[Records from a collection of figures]
— Begin —
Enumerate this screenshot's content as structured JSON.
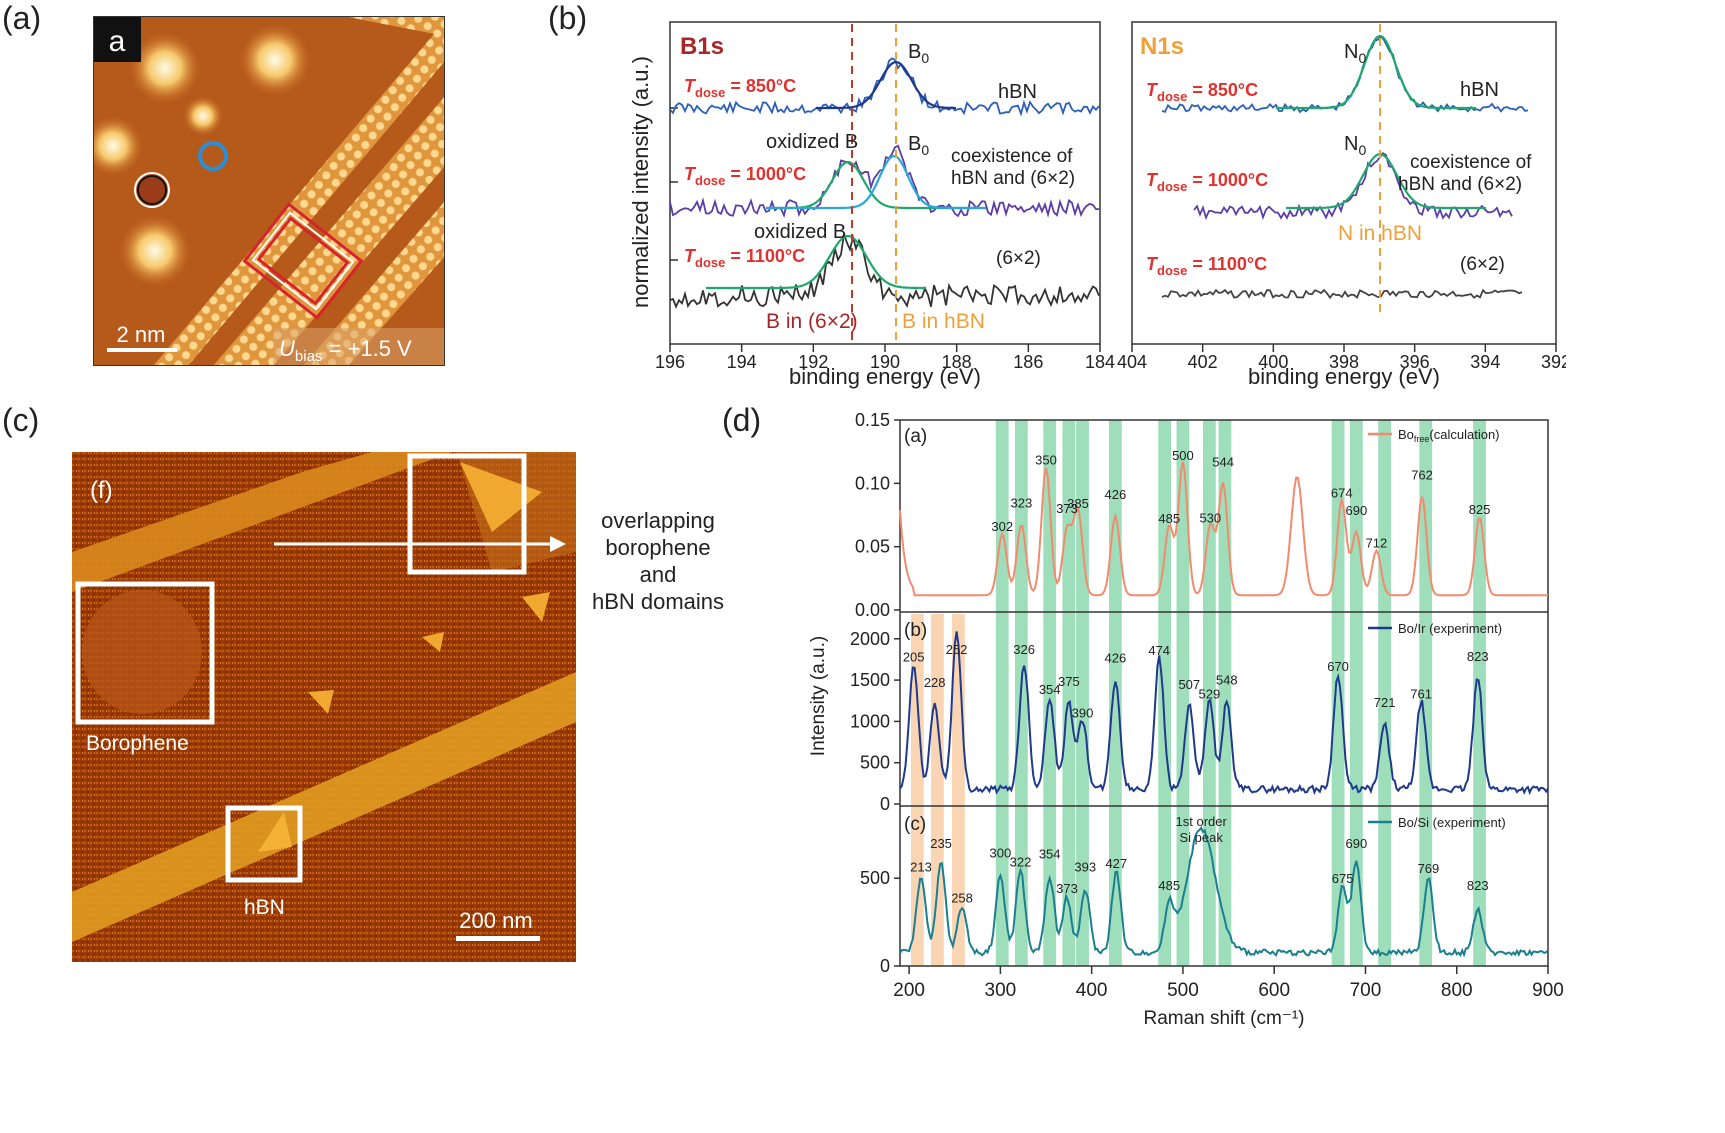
{
  "panel_labels": {
    "a": "(a)",
    "b": "(b)",
    "c": "(c)",
    "d": "(d)"
  },
  "stm_a": {
    "inset_label": "a",
    "scale_bar": "2 nm",
    "bias_symbol": "U",
    "bias_sub": "bias",
    "bias_value": " = +1.5 V"
  },
  "xps": {
    "ylabel": "normalized intensity (a.u.)",
    "xlabel": "binding energy (eV)",
    "left": {
      "title": "B1s",
      "xticks": [
        "196",
        "194",
        "192",
        "190",
        "188",
        "186",
        "184"
      ],
      "peak_B0": "B",
      "peak_B0_sub": "0",
      "oxidized1": "oxidized B",
      "oxidized2": "oxidized B",
      "hbn": "hBN",
      "coexist1": "coexistence of",
      "coexist2": "hBN and (6×2)",
      "six_by_two": "(6×2)",
      "b_in_62": "B in (6×2)",
      "b_in_hbn": "B in hBN",
      "t1": "850°C",
      "t2": "1000°C",
      "t3": "1100°C",
      "t_symbol": "T",
      "t_sub": "dose",
      "t_eq": " = "
    },
    "right": {
      "title": "N1s",
      "xticks": [
        "404",
        "402",
        "400",
        "398",
        "396",
        "394",
        "392"
      ],
      "peak_N0": "N",
      "peak_N0_sub": "0",
      "hbn": "hBN",
      "coexist1": "coexistence of",
      "coexist2": "hBN and (6×2)",
      "six_by_two": "(6×2)",
      "n_in_hbn": "N in hBN"
    }
  },
  "afm_c": {
    "inset_label": "(f)",
    "overlap1": "overlapping",
    "overlap2": "borophene",
    "overlap3": "and",
    "overlap4": "hBN domains",
    "borophene": "Borophene",
    "hbn": "hBN",
    "scale_bar": "200 nm"
  },
  "chart_data": {
    "type": "line",
    "xlabel": "Raman shift (cm⁻¹)",
    "ylabel": "Intensity (a.u.)",
    "xlim": [
      190,
      900
    ],
    "xticks": [
      "200",
      "300",
      "400",
      "500",
      "600",
      "700",
      "800",
      "900"
    ],
    "green_bands": [
      302,
      323,
      354,
      375,
      390,
      426,
      480,
      500,
      529,
      546,
      670,
      690,
      721,
      766,
      825
    ],
    "orange_bands": [
      209,
      231,
      254
    ],
    "panels": [
      {
        "tag": "(a)",
        "legend": "Bo",
        "legend_sub": "free",
        "legend_rest": "(calculation)",
        "color": "#f28b6e",
        "ylim": [
          0,
          0.15
        ],
        "yticks": [
          "0.00",
          "0.05",
          "0.10",
          "0.15"
        ],
        "peaks": [
          {
            "x": 302,
            "label": "302"
          },
          {
            "x": 323,
            "label": "323"
          },
          {
            "x": 350,
            "label": "350"
          },
          {
            "x": 373,
            "label": "373"
          },
          {
            "x": 385,
            "label": "385"
          },
          {
            "x": 426,
            "label": "426"
          },
          {
            "x": 485,
            "label": "485"
          },
          {
            "x": 500,
            "label": "500"
          },
          {
            "x": 530,
            "label": "530"
          },
          {
            "x": 544,
            "label": "544"
          },
          {
            "x": 674,
            "label": "674"
          },
          {
            "x": 690,
            "label": "690"
          },
          {
            "x": 712,
            "label": "712"
          },
          {
            "x": 762,
            "label": "762"
          },
          {
            "x": 825,
            "label": "825"
          }
        ]
      },
      {
        "tag": "(b)",
        "legend": "Bo/Ir (experiment)",
        "color": "#1f3a8c",
        "ylim": [
          0,
          2300
        ],
        "yticks": [
          "0",
          "500",
          "1000",
          "1500",
          "2000"
        ],
        "peaks": [
          {
            "x": 205,
            "label": "205"
          },
          {
            "x": 228,
            "label": "228"
          },
          {
            "x": 252,
            "label": "252"
          },
          {
            "x": 326,
            "label": "326"
          },
          {
            "x": 354,
            "label": "354"
          },
          {
            "x": 375,
            "label": "375"
          },
          {
            "x": 390,
            "label": "390"
          },
          {
            "x": 426,
            "label": "426"
          },
          {
            "x": 474,
            "label": "474"
          },
          {
            "x": 507,
            "label": "507"
          },
          {
            "x": 529,
            "label": "529"
          },
          {
            "x": 548,
            "label": "548"
          },
          {
            "x": 670,
            "label": "670"
          },
          {
            "x": 721,
            "label": "721"
          },
          {
            "x": 761,
            "label": "761"
          },
          {
            "x": 823,
            "label": "823"
          }
        ]
      },
      {
        "tag": "(c)",
        "legend": "Bo/Si (experiment)",
        "color": "#1a7f8f",
        "ylim": [
          0,
          900
        ],
        "yticks": [
          "0",
          "500"
        ],
        "si_label1": "1st order",
        "si_label2": "Si peak",
        "peaks": [
          {
            "x": 213,
            "label": "213"
          },
          {
            "x": 235,
            "label": "235"
          },
          {
            "x": 258,
            "label": "258"
          },
          {
            "x": 300,
            "label": "300"
          },
          {
            "x": 322,
            "label": "322"
          },
          {
            "x": 354,
            "label": "354"
          },
          {
            "x": 373,
            "label": "373"
          },
          {
            "x": 393,
            "label": "393"
          },
          {
            "x": 427,
            "label": "427"
          },
          {
            "x": 485,
            "label": "485"
          },
          {
            "x": 675,
            "label": "675"
          },
          {
            "x": 690,
            "label": "690"
          },
          {
            "x": 769,
            "label": "769"
          },
          {
            "x": 823,
            "label": "823"
          }
        ]
      }
    ]
  }
}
— End —
**WRITTEN REQUEST**
Go through the records above and copy every line with the word "xlabel".

**CORRECT RESPONSE**
    "xlabel": "binding energy (eV)",
    "xlabel": "Raman shift (cm⁻¹)",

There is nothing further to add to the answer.